* STATED EXERCISE
Among the lines below, list those containing the string "name".
══ INPUT DATA
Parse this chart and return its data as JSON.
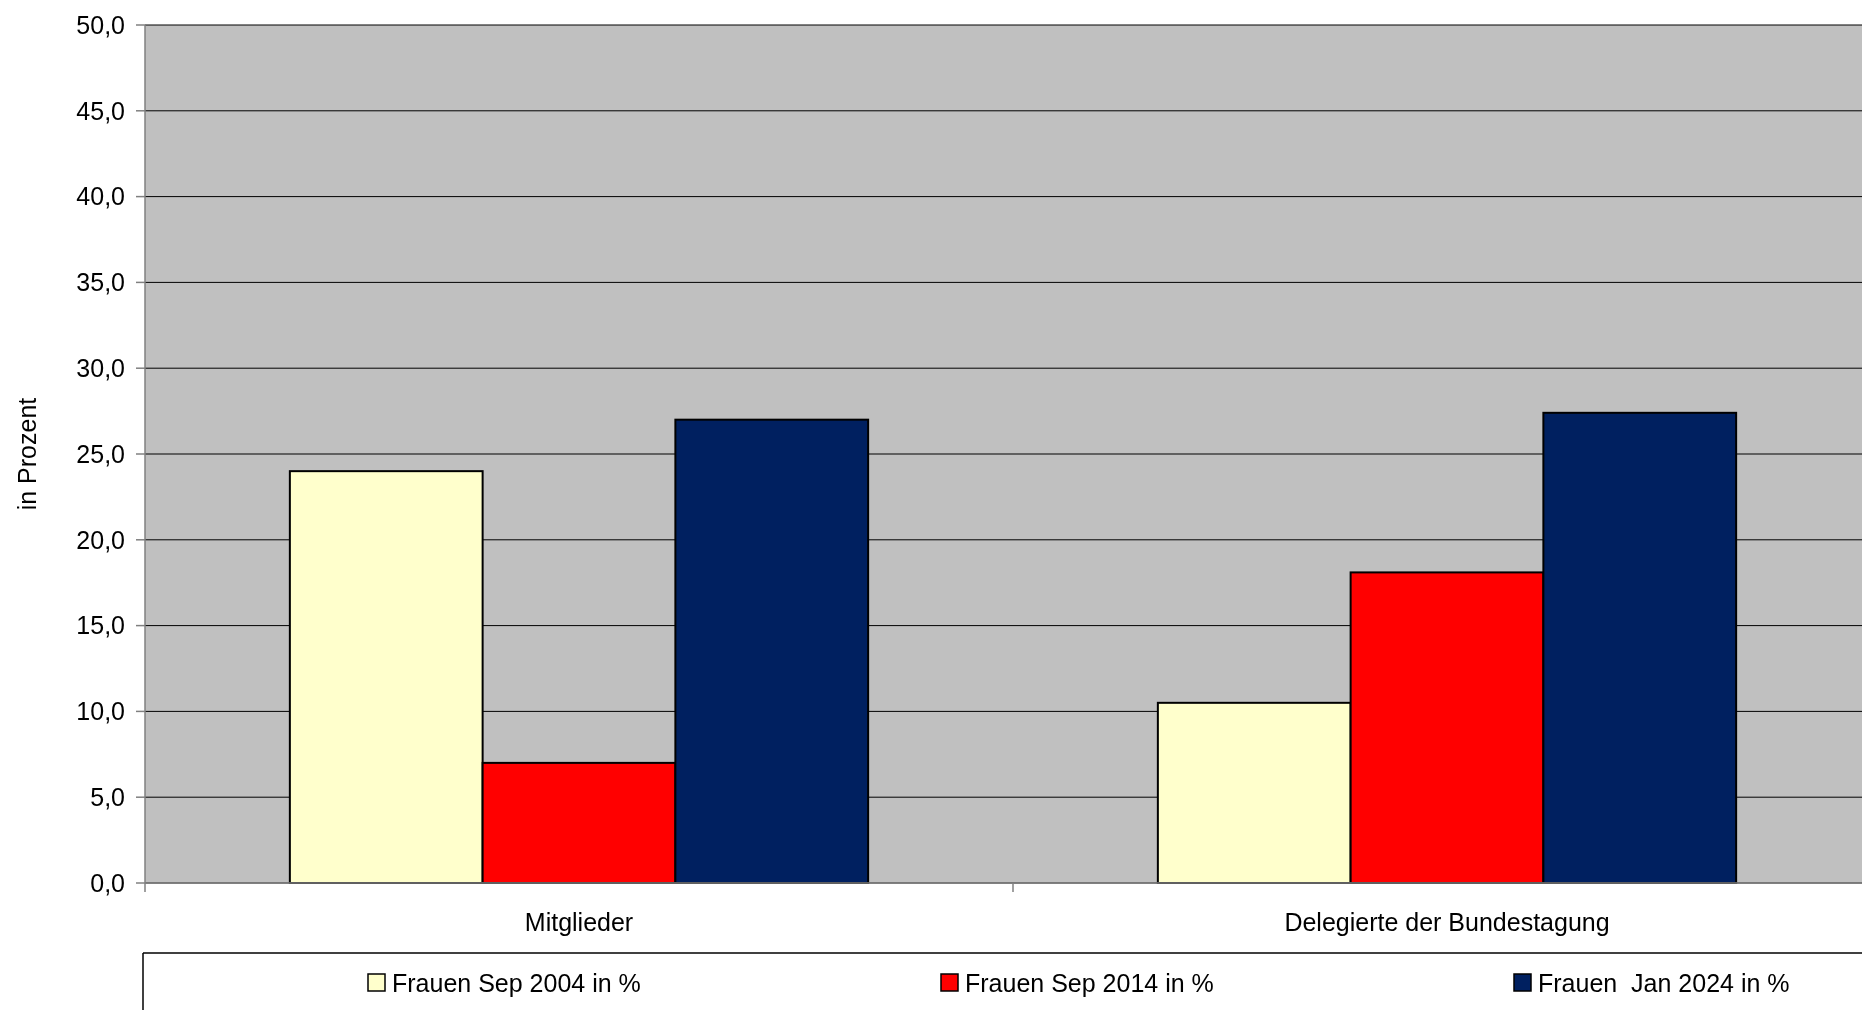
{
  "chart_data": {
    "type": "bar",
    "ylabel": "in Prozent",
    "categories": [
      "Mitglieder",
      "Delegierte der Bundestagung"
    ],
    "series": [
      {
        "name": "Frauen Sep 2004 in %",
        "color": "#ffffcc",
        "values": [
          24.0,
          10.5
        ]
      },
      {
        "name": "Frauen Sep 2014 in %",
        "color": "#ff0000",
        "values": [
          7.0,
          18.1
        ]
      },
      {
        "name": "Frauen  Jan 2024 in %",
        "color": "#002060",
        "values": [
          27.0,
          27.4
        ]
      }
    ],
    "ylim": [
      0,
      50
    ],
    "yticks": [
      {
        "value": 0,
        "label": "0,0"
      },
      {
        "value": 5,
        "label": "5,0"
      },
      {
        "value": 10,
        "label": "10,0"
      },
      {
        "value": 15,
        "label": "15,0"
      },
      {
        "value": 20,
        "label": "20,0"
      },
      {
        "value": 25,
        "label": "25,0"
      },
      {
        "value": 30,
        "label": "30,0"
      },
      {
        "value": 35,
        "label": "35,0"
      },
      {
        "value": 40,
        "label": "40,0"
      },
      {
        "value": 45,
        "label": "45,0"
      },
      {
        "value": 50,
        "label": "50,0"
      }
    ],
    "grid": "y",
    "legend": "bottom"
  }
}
════
* THE RESULT
        "name": "Frauen Sep 2004 in %",
        "name": "Frauen Sep 2014 in %",
        "name": "Frauen  Jan 2024 in %",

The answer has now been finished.